_Aim_
Emit the data below verbatim, stripping out any pictures.

(Excerpt from a dataset)
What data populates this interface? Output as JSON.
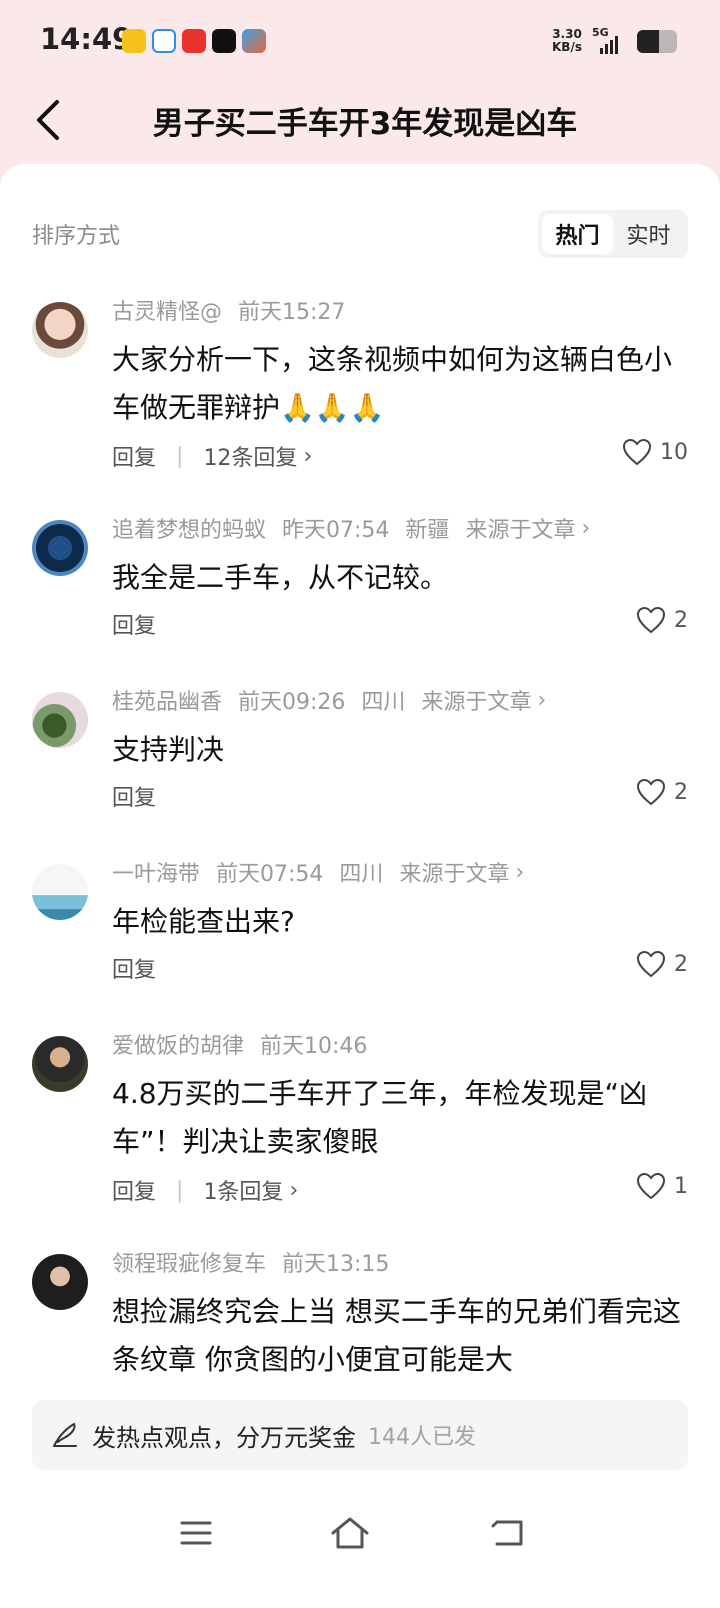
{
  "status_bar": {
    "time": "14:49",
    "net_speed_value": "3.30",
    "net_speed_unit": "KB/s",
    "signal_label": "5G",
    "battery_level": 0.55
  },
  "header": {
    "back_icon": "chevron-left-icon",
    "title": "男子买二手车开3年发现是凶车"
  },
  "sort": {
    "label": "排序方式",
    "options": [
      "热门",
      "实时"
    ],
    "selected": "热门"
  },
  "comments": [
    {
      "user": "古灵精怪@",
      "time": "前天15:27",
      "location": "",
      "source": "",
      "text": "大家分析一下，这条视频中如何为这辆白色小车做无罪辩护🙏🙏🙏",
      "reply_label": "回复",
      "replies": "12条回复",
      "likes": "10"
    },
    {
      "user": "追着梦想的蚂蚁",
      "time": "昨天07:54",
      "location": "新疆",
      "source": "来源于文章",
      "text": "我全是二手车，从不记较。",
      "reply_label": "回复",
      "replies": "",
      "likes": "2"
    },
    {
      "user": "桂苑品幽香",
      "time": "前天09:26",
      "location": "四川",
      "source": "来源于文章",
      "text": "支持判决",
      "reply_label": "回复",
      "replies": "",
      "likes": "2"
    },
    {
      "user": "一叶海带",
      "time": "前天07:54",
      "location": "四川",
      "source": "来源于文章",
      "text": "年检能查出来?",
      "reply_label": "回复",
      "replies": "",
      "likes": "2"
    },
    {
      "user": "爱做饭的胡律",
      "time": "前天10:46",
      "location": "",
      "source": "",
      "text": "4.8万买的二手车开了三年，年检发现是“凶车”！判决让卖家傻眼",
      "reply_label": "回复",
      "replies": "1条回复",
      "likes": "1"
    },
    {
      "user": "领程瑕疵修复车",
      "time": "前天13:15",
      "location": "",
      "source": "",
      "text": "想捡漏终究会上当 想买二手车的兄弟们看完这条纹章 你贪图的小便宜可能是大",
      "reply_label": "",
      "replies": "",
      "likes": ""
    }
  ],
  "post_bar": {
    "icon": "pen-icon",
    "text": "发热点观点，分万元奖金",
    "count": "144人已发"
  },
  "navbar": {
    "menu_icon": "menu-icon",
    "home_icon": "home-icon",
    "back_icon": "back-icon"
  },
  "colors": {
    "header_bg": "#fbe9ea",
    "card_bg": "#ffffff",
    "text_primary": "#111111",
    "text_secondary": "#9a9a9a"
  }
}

_In response_
What data populates this interface? Output as JSON.
{
  "status_bar": {
    "time": "14:49",
    "net_speed_value": "3.30",
    "net_speed_unit": "KB/s",
    "signal_label": "5G",
    "battery_level": 0.55
  },
  "header": {
    "back_icon": "chevron-left-icon",
    "title": "男子买二手车开3年发现是凶车"
  },
  "sort": {
    "label": "排序方式",
    "options": [
      "热门",
      "实时"
    ],
    "selected": "热门"
  },
  "comments": [
    {
      "user": "古灵精怪@",
      "time": "前天15:27",
      "location": "",
      "source": "",
      "text": "大家分析一下，这条视频中如何为这辆白色小车做无罪辩护🙏🙏🙏",
      "reply_label": "回复",
      "replies": "12条回复",
      "likes": "10"
    },
    {
      "user": "追着梦想的蚂蚁",
      "time": "昨天07:54",
      "location": "新疆",
      "source": "来源于文章",
      "text": "我全是二手车，从不记较。",
      "reply_label": "回复",
      "replies": "",
      "likes": "2"
    },
    {
      "user": "桂苑品幽香",
      "time": "前天09:26",
      "location": "四川",
      "source": "来源于文章",
      "text": "支持判决",
      "reply_label": "回复",
      "replies": "",
      "likes": "2"
    },
    {
      "user": "一叶海带",
      "time": "前天07:54",
      "location": "四川",
      "source": "来源于文章",
      "text": "年检能查出来?",
      "reply_label": "回复",
      "replies": "",
      "likes": "2"
    },
    {
      "user": "爱做饭的胡律",
      "time": "前天10:46",
      "location": "",
      "source": "",
      "text": "4.8万买的二手车开了三年，年检发现是“凶车”！判决让卖家傻眼",
      "reply_label": "回复",
      "replies": "1条回复",
      "likes": "1"
    },
    {
      "user": "领程瑕疵修复车",
      "time": "前天13:15",
      "location": "",
      "source": "",
      "text": "想捡漏终究会上当 想买二手车的兄弟们看完这条纹章 你贪图的小便宜可能是大",
      "reply_label": "",
      "replies": "",
      "likes": ""
    }
  ],
  "post_bar": {
    "icon": "pen-icon",
    "text": "发热点观点，分万元奖金",
    "count": "144人已发"
  },
  "navbar": {
    "menu_icon": "menu-icon",
    "home_icon": "home-icon",
    "back_icon": "back-icon"
  },
  "colors": {
    "header_bg": "#fbe9ea",
    "card_bg": "#ffffff",
    "text_primary": "#111111",
    "text_secondary": "#9a9a9a"
  }
}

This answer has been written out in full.